**Objective:** Retype the lines of the listing beginning with the line that contains "line-label-Q2-23: $4.3 <box>340" and ending with the line that contains "x-tick-Q2-24: Q2-24 <box>788", both included, without any alteration.

** Start of Data in this exercise **

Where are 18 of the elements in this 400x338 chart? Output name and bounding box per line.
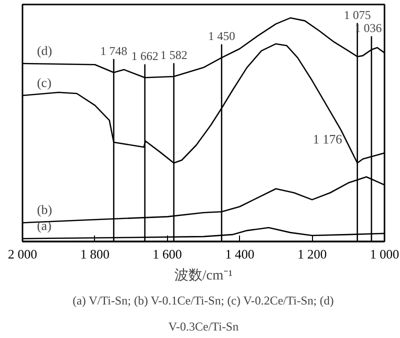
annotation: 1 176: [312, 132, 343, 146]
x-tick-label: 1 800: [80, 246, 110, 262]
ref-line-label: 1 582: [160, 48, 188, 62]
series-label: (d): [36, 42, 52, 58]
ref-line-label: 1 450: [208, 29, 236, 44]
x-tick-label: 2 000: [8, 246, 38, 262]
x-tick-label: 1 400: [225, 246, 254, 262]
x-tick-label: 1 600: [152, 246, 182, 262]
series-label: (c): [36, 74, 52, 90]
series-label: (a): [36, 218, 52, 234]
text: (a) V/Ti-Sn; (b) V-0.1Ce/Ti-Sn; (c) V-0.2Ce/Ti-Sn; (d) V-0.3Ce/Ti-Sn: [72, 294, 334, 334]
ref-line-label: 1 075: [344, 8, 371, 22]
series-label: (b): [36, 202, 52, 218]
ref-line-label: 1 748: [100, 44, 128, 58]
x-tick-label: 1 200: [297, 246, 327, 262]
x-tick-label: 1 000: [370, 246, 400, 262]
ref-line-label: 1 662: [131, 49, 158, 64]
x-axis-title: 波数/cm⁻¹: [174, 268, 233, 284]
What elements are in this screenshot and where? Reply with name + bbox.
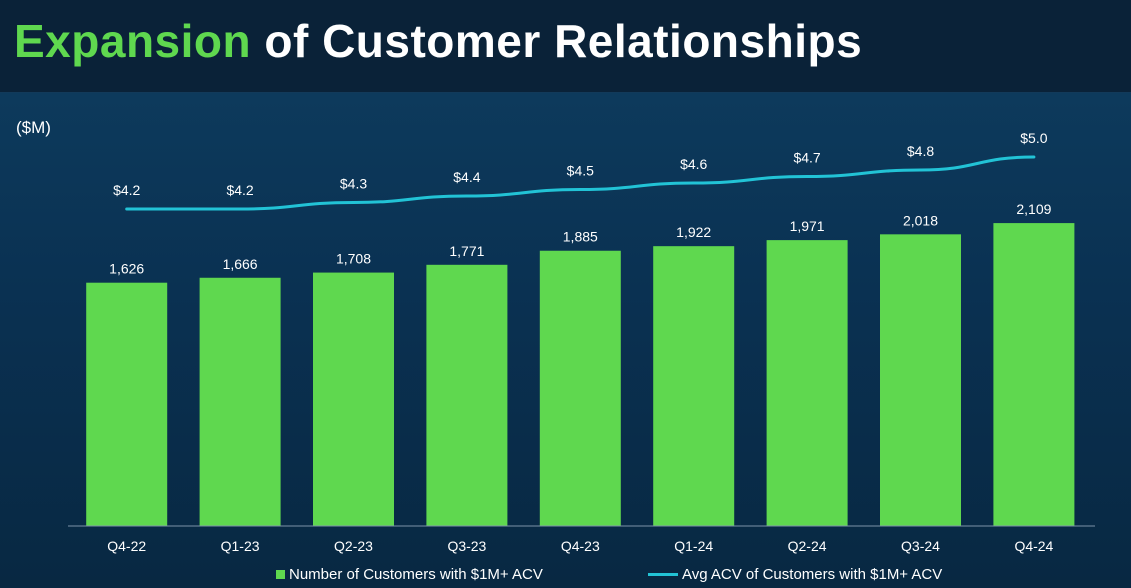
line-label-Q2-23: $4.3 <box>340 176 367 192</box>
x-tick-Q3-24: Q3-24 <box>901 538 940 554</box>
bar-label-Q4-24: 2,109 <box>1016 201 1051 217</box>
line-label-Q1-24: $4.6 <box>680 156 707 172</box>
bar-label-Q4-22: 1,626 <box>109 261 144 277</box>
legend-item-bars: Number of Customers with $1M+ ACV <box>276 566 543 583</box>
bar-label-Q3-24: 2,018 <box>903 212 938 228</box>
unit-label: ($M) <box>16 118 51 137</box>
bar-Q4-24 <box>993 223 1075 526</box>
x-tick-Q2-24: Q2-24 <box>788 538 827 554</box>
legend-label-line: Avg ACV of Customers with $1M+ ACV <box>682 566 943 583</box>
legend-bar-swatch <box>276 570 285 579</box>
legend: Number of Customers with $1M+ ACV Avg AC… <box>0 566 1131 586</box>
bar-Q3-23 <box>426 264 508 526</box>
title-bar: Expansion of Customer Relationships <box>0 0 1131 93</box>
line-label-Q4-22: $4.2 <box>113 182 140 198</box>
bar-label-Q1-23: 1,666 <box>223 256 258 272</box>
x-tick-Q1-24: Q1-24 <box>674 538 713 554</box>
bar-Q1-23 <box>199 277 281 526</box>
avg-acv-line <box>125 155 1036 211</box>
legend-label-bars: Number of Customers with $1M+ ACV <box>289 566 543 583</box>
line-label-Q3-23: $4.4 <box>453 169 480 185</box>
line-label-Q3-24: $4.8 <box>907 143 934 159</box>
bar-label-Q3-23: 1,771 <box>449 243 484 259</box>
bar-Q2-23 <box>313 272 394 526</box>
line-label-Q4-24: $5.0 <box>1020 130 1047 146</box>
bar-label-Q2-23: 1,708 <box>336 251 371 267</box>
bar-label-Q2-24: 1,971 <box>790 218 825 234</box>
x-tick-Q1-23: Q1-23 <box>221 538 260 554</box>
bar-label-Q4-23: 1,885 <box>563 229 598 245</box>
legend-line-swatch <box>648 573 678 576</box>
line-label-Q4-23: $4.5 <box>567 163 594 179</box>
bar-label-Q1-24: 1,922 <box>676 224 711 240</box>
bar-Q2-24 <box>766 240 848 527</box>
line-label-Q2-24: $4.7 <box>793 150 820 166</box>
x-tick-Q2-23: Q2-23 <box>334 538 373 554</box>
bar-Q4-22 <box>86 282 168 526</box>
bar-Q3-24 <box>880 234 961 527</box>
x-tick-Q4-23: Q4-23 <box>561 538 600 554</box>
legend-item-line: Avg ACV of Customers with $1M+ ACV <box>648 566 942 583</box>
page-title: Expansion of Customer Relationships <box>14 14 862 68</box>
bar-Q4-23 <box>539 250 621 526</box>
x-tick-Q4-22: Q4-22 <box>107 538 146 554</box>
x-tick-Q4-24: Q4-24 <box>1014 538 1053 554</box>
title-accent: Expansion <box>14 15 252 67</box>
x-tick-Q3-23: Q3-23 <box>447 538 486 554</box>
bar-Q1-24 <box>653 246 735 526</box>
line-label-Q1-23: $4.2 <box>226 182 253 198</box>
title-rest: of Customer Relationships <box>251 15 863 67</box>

** End of Data in this exercise **

**Solution for this task:**
line-label-Q2-23: $4.3 <box>340 176 367 192</box>
x-tick-Q3-24: Q3-24 <box>901 538 940 554</box>
bar-label-Q4-24: 2,109 <box>1016 201 1051 217</box>
line-label-Q1-24: $4.6 <box>680 156 707 172</box>
bar-label-Q4-22: 1,626 <box>109 261 144 277</box>
legend-item-bars: Number of Customers with $1M+ ACV <box>276 566 543 583</box>
bar-label-Q3-24: 2,018 <box>903 212 938 228</box>
unit-label: ($M) <box>16 118 51 137</box>
bar-Q4-24 <box>993 223 1075 526</box>
x-tick-Q2-24: Q2-24 <box>788 538 827 554</box>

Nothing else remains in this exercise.